— Set exercise —
Could you output each line of the data that follows exactly?

■ ■ ■ ■ ■ ■ ■

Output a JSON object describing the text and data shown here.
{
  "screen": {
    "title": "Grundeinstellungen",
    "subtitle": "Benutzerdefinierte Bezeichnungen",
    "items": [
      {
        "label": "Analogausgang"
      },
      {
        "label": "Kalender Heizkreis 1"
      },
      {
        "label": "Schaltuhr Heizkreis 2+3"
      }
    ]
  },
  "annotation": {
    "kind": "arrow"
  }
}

■ ■ ■ ■ ■ ■ ■

— Exercise response —
Output a JSON object describing the text and data shown here.
{
  "screen": {
    "title": "Grundeinstellungen",
    "subtitle": "Benutzerdefinierte Bezeichnungen",
    "items": [
      {
        "label": "Analogausgang"
      },
      {
        "label": "Kalender Heizkreis 1"
      },
      {
        "label": "Schaltuhr Heizkreis 2+3"
      }
    ]
  },
  "annotation": {
    "kind": "arrow"
  }
}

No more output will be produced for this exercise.